- _Task details_
Repeat the data verbatim.

Source data:
..........

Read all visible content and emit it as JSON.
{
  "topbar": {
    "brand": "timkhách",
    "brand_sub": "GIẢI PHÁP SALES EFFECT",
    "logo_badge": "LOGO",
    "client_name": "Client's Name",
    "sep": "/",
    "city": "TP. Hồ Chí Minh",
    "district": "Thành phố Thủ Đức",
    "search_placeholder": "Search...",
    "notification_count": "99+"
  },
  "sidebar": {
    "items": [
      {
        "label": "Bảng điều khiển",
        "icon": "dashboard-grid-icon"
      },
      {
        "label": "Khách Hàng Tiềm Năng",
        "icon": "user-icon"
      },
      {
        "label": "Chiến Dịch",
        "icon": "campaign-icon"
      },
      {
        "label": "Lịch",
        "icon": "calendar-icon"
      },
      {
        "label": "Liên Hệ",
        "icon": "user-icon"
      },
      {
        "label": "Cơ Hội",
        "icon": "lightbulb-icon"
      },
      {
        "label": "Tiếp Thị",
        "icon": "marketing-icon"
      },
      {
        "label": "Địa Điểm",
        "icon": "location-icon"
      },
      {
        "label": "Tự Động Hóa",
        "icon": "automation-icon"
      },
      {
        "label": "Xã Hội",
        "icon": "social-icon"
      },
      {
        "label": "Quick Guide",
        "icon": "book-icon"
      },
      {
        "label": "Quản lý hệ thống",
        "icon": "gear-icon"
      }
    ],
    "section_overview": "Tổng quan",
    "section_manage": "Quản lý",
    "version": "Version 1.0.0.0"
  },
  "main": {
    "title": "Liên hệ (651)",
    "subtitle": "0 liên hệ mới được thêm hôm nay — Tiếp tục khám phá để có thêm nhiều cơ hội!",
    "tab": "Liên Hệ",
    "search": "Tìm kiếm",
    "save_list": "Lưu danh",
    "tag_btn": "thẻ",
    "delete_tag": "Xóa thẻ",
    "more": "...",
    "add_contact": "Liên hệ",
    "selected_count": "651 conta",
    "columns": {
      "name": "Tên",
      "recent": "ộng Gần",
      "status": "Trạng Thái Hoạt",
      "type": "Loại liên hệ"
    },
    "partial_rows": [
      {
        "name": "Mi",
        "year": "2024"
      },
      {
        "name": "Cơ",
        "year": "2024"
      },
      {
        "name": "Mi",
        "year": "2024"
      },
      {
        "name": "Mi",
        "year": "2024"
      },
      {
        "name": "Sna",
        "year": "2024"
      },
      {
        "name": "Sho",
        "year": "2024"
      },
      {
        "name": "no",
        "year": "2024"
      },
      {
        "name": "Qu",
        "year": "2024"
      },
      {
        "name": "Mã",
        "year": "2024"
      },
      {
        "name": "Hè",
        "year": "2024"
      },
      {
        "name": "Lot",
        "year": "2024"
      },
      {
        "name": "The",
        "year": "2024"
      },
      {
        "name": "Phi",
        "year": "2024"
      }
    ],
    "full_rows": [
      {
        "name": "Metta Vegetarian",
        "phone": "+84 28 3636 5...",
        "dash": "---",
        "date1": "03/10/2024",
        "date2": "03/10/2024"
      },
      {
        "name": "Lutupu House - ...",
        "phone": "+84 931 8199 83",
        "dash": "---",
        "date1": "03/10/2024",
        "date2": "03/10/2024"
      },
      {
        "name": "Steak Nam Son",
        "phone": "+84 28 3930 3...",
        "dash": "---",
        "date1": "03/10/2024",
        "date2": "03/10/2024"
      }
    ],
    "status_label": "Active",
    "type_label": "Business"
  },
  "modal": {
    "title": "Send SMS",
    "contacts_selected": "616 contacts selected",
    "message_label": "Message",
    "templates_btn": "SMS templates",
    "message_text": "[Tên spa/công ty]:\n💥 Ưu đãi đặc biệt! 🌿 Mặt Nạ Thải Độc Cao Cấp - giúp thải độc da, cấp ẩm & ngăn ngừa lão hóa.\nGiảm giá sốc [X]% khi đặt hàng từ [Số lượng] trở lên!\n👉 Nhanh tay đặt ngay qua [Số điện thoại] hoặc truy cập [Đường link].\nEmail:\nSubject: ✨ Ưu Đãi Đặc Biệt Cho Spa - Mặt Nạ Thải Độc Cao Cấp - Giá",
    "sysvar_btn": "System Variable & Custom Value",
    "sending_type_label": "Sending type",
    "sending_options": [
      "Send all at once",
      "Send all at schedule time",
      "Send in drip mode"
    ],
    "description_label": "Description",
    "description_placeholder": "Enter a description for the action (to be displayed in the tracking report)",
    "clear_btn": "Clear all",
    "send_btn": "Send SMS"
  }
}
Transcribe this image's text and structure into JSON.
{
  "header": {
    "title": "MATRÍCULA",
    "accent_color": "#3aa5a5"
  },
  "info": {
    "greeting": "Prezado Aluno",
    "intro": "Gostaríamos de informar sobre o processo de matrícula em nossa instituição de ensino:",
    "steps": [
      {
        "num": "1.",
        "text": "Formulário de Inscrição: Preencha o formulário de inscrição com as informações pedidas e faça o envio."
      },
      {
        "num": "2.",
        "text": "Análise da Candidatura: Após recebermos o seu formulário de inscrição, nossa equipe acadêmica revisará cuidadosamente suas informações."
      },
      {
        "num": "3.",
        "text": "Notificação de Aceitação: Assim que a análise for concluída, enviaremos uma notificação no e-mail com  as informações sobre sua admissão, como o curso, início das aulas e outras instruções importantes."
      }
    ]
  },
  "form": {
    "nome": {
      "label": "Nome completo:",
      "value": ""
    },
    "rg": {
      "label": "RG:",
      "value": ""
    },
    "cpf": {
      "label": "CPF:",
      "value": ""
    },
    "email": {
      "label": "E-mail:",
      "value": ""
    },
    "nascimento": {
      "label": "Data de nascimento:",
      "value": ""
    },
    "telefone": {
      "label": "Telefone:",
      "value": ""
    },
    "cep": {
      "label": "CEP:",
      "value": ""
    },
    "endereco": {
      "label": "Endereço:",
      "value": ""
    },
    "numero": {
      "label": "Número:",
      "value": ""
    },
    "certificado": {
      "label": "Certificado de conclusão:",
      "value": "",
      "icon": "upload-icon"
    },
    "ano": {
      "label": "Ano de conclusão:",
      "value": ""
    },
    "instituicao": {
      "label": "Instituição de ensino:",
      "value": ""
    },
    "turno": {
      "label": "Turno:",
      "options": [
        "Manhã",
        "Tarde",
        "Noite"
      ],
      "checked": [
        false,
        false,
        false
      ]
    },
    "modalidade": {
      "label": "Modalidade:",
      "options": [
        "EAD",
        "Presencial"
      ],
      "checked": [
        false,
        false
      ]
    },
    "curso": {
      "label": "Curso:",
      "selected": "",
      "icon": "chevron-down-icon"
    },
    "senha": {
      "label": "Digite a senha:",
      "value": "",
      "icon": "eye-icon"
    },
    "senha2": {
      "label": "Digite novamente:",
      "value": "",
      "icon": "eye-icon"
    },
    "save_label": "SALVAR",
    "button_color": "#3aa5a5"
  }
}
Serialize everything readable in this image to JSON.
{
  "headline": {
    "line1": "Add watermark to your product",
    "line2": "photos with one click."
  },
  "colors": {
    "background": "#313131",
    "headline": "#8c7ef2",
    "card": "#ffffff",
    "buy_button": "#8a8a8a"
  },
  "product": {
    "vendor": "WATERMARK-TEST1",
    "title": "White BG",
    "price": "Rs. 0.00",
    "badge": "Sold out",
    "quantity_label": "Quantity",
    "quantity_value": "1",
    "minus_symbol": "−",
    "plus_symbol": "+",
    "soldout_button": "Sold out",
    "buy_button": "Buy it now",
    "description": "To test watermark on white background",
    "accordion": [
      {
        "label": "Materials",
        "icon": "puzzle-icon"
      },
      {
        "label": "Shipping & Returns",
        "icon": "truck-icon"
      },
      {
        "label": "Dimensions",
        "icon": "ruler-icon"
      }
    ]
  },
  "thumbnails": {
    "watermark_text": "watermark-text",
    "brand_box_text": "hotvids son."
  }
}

..........

- _The answer_
Read all visible content and emit it as JSON.
{
  "topbar": {
    "brand": "timkhách",
    "brand_sub": "GIẢI PHÁP SALES EFFECT",
    "logo_badge": "LOGO",
    "client_name": "Client's Name",
    "sep": "/",
    "city": "TP. Hồ Chí Minh",
    "district": "Thành phố Thủ Đức",
    "search_placeholder": "Search...",
    "notification_count": "99+"
  },
  "sidebar": {
    "items": [
      {
        "label": "Bảng điều khiển",
        "icon": "dashboard-grid-icon"
      },
      {
        "label": "Khách Hàng Tiềm Năng",
        "icon": "user-icon"
      },
      {
        "label": "Chiến Dịch",
        "icon": "campaign-icon"
      },
      {
        "label": "Lịch",
        "icon": "calendar-icon"
      },
      {
        "label": "Liên Hệ",
        "icon": "user-icon"
      },
      {
        "label": "Cơ Hội",
        "icon": "lightbulb-icon"
      },
      {
        "label": "Tiếp Thị",
        "icon": "marketing-icon"
      },
      {
        "label": "Địa Điểm",
        "icon": "location-icon"
      },
      {
        "label": "Tự Động Hóa",
        "icon": "automation-icon"
      },
      {
        "label": "Xã Hội",
        "icon": "social-icon"
      },
      {
        "label": "Quick Guide",
        "icon": "book-icon"
      },
      {
        "label": "Quản lý hệ thống",
        "icon": "gear-icon"
      }
    ],
    "section_overview": "Tổng quan",
    "section_manage": "Quản lý",
    "version": "Version 1.0.0.0"
  },
  "main": {
    "title": "Liên hệ (651)",
    "subtitle": "0 liên hệ mới được thêm hôm nay — Tiếp tục khám phá để có thêm nhiều cơ hội!",
    "tab": "Liên Hệ",
    "search": "Tìm kiếm",
    "save_list": "Lưu danh",
    "tag_btn": "thẻ",
    "delete_tag": "Xóa thẻ",
    "more": "...",
    "add_contact": "Liên hệ",
    "selected_count": "651 conta",
    "columns": {
      "name": "Tên",
      "recent": "ộng Gần",
      "status": "Trạng Thái Hoạt",
      "type": "Loại liên hệ"
    },
    "partial_rows": [
      {
        "name": "Mi",
        "year": "2024"
      },
      {
        "name": "Cơ",
        "year": "2024"
      },
      {
        "name": "Mi",
        "year": "2024"
      },
      {
        "name": "Mi",
        "year": "2024"
      },
      {
        "name": "Sna",
        "year": "2024"
      },
      {
        "name": "Sho",
        "year": "2024"
      },
      {
        "name": "no",
        "year": "2024"
      },
      {
        "name": "Qu",
        "year": "2024"
      },
      {
        "name": "Mã",
        "year": "2024"
      },
      {
        "name": "Hè",
        "year": "2024"
      },
      {
        "name": "Lot",
        "year": "2024"
      },
      {
        "name": "The",
        "year": "2024"
      },
      {
        "name": "Phi",
        "year": "2024"
      }
    ],
    "full_rows": [
      {
        "name": "Metta Vegetarian",
        "phone": "+84 28 3636 5...",
        "dash": "---",
        "date1": "03/10/2024",
        "date2": "03/10/2024"
      },
      {
        "name": "Lutupu House - ...",
        "phone": "+84 931 8199 83",
        "dash": "---",
        "date1": "03/10/2024",
        "date2": "03/10/2024"
      },
      {
        "name": "Steak Nam Son",
        "phone": "+84 28 3930 3...",
        "dash": "---",
        "date1": "03/10/2024",
        "date2": "03/10/2024"
      }
    ],
    "status_label": "Active",
    "type_label": "Business"
  },
  "modal": {
    "title": "Send SMS",
    "contacts_selected": "616 contacts selected",
    "message_label": "Message",
    "templates_btn": "SMS templates",
    "message_text": "[Tên spa/công ty]:\n💥 Ưu đãi đặc biệt! 🌿 Mặt Nạ Thải Độc Cao Cấp - giúp thải độc da, cấp ẩm & ngăn ngừa lão hóa.\nGiảm giá sốc [X]% khi đặt hàng từ [Số lượng] trở lên!\n👉 Nhanh tay đặt ngay qua [Số điện thoại] hoặc truy cập [Đường link].\nEmail:\nSubject: ✨ Ưu Đãi Đặc Biệt Cho Spa - Mặt Nạ Thải Độc Cao Cấp - Giá",
    "sysvar_btn": "System Variable & Custom Value",
    "sending_type_label": "Sending type",
    "sending_options": [
      "Send all at once",
      "Send all at schedule time",
      "Send in drip mode"
    ],
    "description_label": "Description",
    "description_placeholder": "Enter a description for the action (to be displayed in the tracking report)",
    "clear_btn": "Clear all",
    "send_btn": "Send SMS"
  }
}
Transcribe this image's text and structure into JSON.
{
  "header": {
    "title": "MATRÍCULA",
    "accent_color": "#3aa5a5"
  },
  "info": {
    "greeting": "Prezado Aluno",
    "intro": "Gostaríamos de informar sobre o processo de matrícula em nossa instituição de ensino:",
    "steps": [
      {
        "num": "1.",
        "text": "Formulário de Inscrição: Preencha o formulário de inscrição com as informações pedidas e faça o envio."
      },
      {
        "num": "2.",
        "text": "Análise da Candidatura: Após recebermos o seu formulário de inscrição, nossa equipe acadêmica revisará cuidadosamente suas informações."
      },
      {
        "num": "3.",
        "text": "Notificação de Aceitação: Assim que a análise for concluída, enviaremos uma notificação no e-mail com  as informações sobre sua admissão, como o curso, início das aulas e outras instruções importantes."
      }
    ]
  },
  "form": {
    "nome": {
      "label": "Nome completo:",
      "value": ""
    },
    "rg": {
      "label": "RG:",
      "value": ""
    },
    "cpf": {
      "label": "CPF:",
      "value": ""
    },
    "email": {
      "label": "E-mail:",
      "value": ""
    },
    "nascimento": {
      "label": "Data de nascimento:",
      "value": ""
    },
    "telefone": {
      "label": "Telefone:",
      "value": ""
    },
    "cep": {
      "label": "CEP:",
      "value": ""
    },
    "endereco": {
      "label": "Endereço:",
      "value": ""
    },
    "numero": {
      "label": "Número:",
      "value": ""
    },
    "certificado": {
      "label": "Certificado de conclusão:",
      "value": "",
      "icon": "upload-icon"
    },
    "ano": {
      "label": "Ano de conclusão:",
      "value": ""
    },
    "instituicao": {
      "label": "Instituição de ensino:",
      "value": ""
    },
    "turno": {
      "label": "Turno:",
      "options": [
        "Manhã",
        "Tarde",
        "Noite"
      ],
      "checked": [
        false,
        false,
        false
      ]
    },
    "modalidade": {
      "label": "Modalidade:",
      "options": [
        "EAD",
        "Presencial"
      ],
      "checked": [
        false,
        false
      ]
    },
    "curso": {
      "label": "Curso:",
      "selected": "",
      "icon": "chevron-down-icon"
    },
    "senha": {
      "label": "Digite a senha:",
      "value": "",
      "icon": "eye-icon"
    },
    "senha2": {
      "label": "Digite novamente:",
      "value": "",
      "icon": "eye-icon"
    },
    "save_label": "SALVAR",
    "button_color": "#3aa5a5"
  }
}
Serialize everything readable in this image to JSON.
{
  "headline": {
    "line1": "Add watermark to your product",
    "line2": "photos with one click."
  },
  "colors": {
    "background": "#313131",
    "headline": "#8c7ef2",
    "card": "#ffffff",
    "buy_button": "#8a8a8a"
  },
  "product": {
    "vendor": "WATERMARK-TEST1",
    "title": "White BG",
    "price": "Rs. 0.00",
    "badge": "Sold out",
    "quantity_label": "Quantity",
    "quantity_value": "1",
    "minus_symbol": "−",
    "plus_symbol": "+",
    "soldout_button": "Sold out",
    "buy_button": "Buy it now",
    "description": "To test watermark on white background",
    "accordion": [
      {
        "label": "Materials",
        "icon": "puzzle-icon"
      },
      {
        "label": "Shipping & Returns",
        "icon": "truck-icon"
      },
      {
        "label": "Dimensions",
        "icon": "ruler-icon"
      }
    ]
  },
  "thumbnails": {
    "watermark_text": "watermark-text",
    "brand_box_text": "hotvids son."
  }
}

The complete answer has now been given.